List all lines of the data containing the word "triangle".

Stored records
⁂
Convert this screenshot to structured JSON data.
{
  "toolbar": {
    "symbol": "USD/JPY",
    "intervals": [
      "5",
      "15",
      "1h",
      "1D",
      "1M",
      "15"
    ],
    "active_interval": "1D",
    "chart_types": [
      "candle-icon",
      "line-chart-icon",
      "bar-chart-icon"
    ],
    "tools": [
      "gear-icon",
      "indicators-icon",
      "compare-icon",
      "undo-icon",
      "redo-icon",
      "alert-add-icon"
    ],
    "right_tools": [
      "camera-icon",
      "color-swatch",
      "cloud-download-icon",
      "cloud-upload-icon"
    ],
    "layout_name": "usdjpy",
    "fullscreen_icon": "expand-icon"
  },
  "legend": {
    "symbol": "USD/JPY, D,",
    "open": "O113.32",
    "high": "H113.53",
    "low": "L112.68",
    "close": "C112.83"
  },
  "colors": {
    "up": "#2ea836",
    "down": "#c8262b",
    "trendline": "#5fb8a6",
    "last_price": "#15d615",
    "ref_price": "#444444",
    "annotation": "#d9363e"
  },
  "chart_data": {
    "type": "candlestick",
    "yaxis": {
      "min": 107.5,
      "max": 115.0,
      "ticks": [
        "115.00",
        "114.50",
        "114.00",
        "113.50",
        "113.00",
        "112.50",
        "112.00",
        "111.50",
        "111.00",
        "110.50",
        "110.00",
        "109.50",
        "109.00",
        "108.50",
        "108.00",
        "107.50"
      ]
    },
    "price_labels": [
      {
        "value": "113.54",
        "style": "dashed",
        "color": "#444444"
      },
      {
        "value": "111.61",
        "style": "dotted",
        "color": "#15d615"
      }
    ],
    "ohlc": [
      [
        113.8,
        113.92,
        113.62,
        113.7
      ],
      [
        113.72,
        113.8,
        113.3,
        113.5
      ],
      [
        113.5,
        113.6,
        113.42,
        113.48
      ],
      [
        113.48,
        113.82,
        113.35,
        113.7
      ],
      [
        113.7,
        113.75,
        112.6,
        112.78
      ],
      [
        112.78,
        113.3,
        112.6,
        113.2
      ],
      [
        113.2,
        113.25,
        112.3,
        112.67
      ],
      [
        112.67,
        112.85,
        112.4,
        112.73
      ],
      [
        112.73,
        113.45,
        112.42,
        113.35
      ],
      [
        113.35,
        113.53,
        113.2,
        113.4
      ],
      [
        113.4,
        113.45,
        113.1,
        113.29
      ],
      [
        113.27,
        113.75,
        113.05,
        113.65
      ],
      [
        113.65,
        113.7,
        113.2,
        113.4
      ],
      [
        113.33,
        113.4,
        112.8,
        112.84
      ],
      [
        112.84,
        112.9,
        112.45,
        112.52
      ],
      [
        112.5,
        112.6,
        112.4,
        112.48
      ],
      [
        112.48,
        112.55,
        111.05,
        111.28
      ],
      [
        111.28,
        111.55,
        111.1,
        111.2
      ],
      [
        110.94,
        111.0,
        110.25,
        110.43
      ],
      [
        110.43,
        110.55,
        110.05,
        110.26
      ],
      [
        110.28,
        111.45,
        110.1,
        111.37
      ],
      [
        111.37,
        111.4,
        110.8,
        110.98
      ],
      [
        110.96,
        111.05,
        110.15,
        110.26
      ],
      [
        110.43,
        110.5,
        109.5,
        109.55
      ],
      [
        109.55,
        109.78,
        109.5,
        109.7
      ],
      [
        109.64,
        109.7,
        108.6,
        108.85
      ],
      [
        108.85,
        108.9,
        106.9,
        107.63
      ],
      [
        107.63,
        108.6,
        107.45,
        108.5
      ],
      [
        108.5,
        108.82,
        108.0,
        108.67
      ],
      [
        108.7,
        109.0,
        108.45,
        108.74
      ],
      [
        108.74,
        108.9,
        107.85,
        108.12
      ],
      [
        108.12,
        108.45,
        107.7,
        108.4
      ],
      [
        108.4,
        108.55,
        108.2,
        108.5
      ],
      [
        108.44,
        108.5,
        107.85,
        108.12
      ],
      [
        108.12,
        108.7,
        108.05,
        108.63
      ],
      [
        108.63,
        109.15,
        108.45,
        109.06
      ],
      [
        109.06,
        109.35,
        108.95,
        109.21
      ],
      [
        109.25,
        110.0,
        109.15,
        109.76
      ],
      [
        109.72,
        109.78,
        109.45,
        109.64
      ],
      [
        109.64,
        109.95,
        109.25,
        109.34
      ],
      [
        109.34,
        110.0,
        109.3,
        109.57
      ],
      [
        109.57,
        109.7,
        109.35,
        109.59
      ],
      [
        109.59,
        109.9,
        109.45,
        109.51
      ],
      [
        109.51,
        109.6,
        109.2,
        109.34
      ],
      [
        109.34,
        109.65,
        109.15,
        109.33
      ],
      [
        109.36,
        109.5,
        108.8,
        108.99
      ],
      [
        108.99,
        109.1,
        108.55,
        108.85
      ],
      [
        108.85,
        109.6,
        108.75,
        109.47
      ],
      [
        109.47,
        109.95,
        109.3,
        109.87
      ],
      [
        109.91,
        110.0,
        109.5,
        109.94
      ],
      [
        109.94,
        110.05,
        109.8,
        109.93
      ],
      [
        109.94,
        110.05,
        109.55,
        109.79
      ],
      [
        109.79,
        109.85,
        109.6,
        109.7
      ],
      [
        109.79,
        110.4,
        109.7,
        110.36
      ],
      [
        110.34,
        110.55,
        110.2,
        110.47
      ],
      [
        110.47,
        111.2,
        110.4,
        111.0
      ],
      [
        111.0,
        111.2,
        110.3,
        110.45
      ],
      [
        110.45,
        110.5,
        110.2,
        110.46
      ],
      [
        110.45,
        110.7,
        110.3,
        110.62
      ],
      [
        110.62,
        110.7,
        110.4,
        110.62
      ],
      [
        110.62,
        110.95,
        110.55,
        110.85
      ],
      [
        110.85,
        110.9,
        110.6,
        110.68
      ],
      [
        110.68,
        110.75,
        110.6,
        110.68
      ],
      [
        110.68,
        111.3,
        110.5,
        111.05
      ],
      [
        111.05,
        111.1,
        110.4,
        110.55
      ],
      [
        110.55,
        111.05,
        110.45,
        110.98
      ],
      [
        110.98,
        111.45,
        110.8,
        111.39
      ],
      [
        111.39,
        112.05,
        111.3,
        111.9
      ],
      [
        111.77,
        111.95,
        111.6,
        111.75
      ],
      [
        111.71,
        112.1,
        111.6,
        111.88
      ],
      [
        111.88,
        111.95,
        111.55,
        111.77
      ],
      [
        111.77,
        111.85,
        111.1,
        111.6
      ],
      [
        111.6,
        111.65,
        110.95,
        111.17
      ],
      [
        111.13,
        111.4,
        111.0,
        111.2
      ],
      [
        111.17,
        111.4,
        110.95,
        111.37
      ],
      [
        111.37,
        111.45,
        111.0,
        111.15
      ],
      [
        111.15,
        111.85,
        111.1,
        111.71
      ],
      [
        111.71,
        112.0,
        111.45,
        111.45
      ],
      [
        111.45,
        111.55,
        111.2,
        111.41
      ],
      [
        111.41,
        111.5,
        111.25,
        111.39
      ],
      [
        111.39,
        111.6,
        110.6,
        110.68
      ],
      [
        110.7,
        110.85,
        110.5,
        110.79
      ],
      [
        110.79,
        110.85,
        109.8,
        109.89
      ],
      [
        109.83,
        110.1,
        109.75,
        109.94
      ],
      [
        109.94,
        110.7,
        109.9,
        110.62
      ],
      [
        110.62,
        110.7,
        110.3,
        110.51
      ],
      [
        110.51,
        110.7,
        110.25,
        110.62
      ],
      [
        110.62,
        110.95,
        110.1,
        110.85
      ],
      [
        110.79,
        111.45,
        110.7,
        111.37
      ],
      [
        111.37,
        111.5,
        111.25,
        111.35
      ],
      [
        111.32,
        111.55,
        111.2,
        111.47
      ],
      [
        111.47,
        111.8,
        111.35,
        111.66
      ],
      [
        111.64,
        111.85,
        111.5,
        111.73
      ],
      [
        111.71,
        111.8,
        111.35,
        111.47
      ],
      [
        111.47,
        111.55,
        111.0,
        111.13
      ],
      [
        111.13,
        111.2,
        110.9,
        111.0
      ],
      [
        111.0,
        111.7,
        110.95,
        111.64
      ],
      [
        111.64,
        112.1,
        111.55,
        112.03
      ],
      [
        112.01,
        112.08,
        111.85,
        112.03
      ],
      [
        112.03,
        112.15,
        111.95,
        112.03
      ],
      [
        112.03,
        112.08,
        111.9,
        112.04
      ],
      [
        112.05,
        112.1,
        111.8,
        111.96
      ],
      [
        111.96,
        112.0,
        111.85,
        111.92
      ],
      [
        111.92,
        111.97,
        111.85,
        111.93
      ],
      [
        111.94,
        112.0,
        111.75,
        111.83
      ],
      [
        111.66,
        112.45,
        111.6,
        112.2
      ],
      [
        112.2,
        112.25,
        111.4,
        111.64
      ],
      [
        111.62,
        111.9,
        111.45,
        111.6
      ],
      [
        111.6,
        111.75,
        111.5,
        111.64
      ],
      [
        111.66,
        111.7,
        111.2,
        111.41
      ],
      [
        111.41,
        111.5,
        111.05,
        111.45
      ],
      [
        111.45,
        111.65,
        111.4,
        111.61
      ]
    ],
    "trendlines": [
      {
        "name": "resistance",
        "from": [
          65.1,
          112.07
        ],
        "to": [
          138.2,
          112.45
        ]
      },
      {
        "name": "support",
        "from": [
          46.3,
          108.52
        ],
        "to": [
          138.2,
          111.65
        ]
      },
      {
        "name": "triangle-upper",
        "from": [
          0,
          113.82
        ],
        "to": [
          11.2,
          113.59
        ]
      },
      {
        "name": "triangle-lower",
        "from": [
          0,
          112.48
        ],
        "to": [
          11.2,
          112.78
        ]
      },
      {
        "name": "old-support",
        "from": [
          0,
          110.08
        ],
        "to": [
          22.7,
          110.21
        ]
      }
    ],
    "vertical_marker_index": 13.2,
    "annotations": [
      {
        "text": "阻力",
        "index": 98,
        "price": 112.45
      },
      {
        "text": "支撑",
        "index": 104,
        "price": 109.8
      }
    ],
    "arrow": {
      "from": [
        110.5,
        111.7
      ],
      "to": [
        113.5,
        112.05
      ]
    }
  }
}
⁂
» **Written response**:
        "name": "triangle-upper",
        "name": "triangle-lower",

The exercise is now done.